[Сохранённые записи из коллекции]

--------------------

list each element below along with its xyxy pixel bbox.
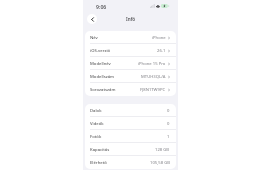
- staticText: 0: [167, 121, 170, 127]
- staticText: MTUH3QL/A: [141, 74, 166, 80]
- staticText: 0: [167, 108, 170, 114]
- button[interactable]: Modellnév: [85, 57, 176, 70]
- button[interactable]: Modellszám: [85, 70, 176, 83]
- button[interactable]: Fotók: [85, 130, 176, 143]
- staticText: iPhone 15 Pro: [138, 61, 166, 67]
- staticText: Sorozatszám: [90, 87, 116, 93]
- button[interactable]: iOS-verzió: [85, 44, 176, 57]
- button[interactable]: Dalok: [85, 104, 176, 117]
- button[interactable]: Videók: [85, 117, 176, 130]
- button[interactable]: Név: [85, 31, 176, 44]
- staticText: Kapacitás: [90, 147, 110, 153]
- staticText: Infó: [126, 16, 136, 22]
- staticText: 128 GB: [155, 147, 170, 153]
- button[interactable]: Kapacitás: [85, 143, 176, 156]
- staticText: iOS-verzió: [90, 48, 111, 54]
- staticText: Név: [90, 35, 98, 41]
- staticText: Elérhető: [90, 160, 107, 166]
- staticText: 9:06: [96, 3, 107, 10]
- staticText: Fotók: [90, 134, 102, 140]
- staticText: 26.1: [157, 48, 166, 54]
- staticText: FJ8N1TW9PC: [140, 87, 166, 93]
- staticText: 105,58 GB: [150, 160, 170, 166]
- staticText: 1: [167, 134, 170, 140]
- staticText: Modellnév: [90, 61, 111, 67]
- staticText: Videók: [90, 121, 104, 127]
- staticText: Modellszám: [90, 74, 115, 80]
- staticText: iPhone: [152, 35, 166, 41]
- staticText: Dalok: [90, 108, 102, 114]
- button[interactable]: Elérhető: [85, 156, 176, 169]
- button[interactable]: Back: [87, 14, 97, 24]
- button[interactable]: Sorozatszám: [85, 83, 176, 96]
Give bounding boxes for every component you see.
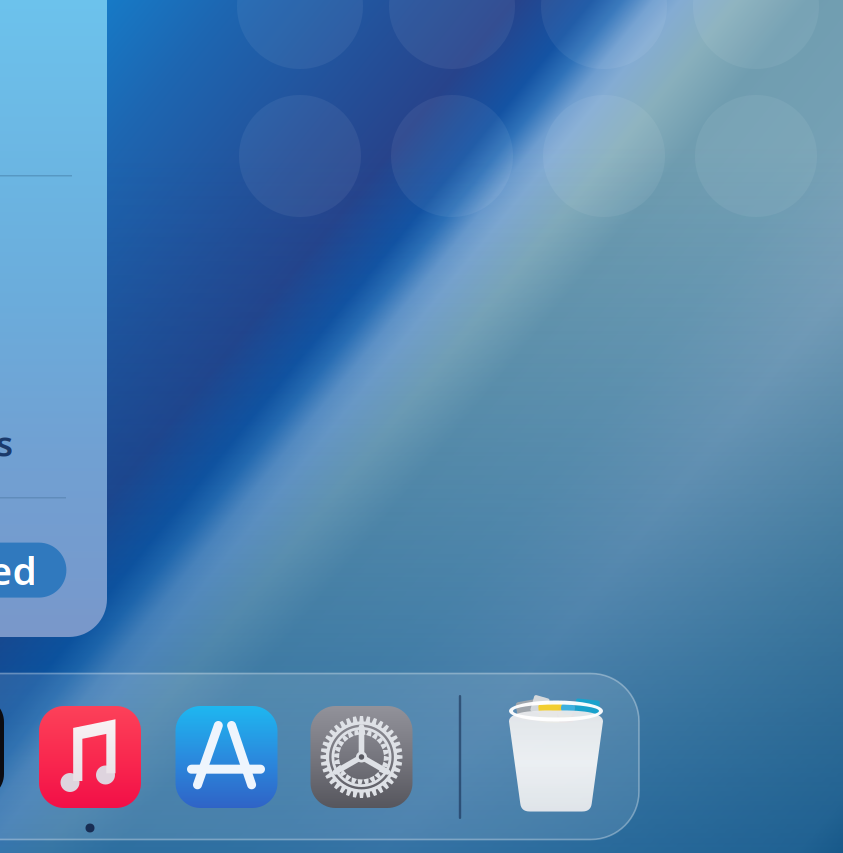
button[interactable]: Music bbox=[39, 706, 141, 808]
button[interactable]: eed bbox=[0, 543, 66, 598]
button[interactable]: App bbox=[0, 697, 4, 799]
button[interactable]: App Store bbox=[176, 706, 278, 808]
staticText: s bbox=[0, 420, 13, 466]
button[interactable]: Trash bbox=[505, 700, 607, 812]
button[interactable]: System Settings bbox=[310, 706, 412, 808]
staticText: eed bbox=[0, 544, 36, 596]
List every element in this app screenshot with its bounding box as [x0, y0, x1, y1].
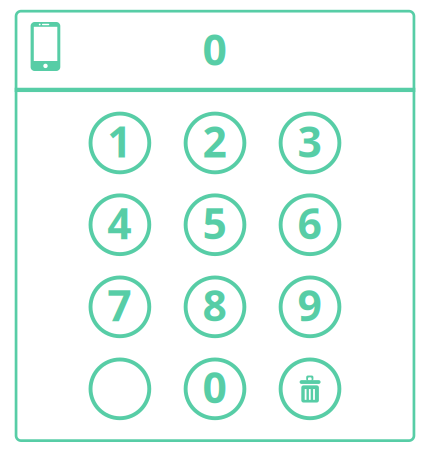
button[interactable]: 6 [279, 193, 341, 256]
button[interactable]: 2 [184, 112, 246, 174]
button[interactable]: 8 [184, 276, 246, 338]
staticText: 1 [107, 112, 131, 169]
staticText: 5 [202, 194, 226, 251]
button[interactable]: 9 [279, 276, 341, 338]
button[interactable]: Device [31, 22, 60, 71]
staticText: 3 [297, 112, 321, 169]
button[interactable]: 4 [89, 193, 151, 256]
button[interactable]: 7 [89, 276, 151, 338]
button[interactable]: 0 [184, 358, 246, 420]
staticText: 4 [107, 194, 131, 251]
staticText: 2 [202, 112, 226, 169]
staticText: 0 [202, 358, 226, 415]
staticText: 6 [297, 194, 321, 251]
button[interactable]: 5 [184, 193, 246, 256]
button[interactable]: 3 [279, 112, 341, 174]
staticText: 9 [297, 276, 321, 333]
button[interactable]: Delete [279, 358, 341, 420]
staticText: 0 [202, 21, 226, 77]
button[interactable]: 1 [89, 112, 151, 174]
staticText: 8 [202, 276, 226, 333]
staticText: 7 [107, 276, 131, 333]
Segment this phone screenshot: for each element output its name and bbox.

--------------------

Задание: Укажите только число строк списка, в которых встречается слово «Modellszám». Регистр букв учитывается.

Ответ: 2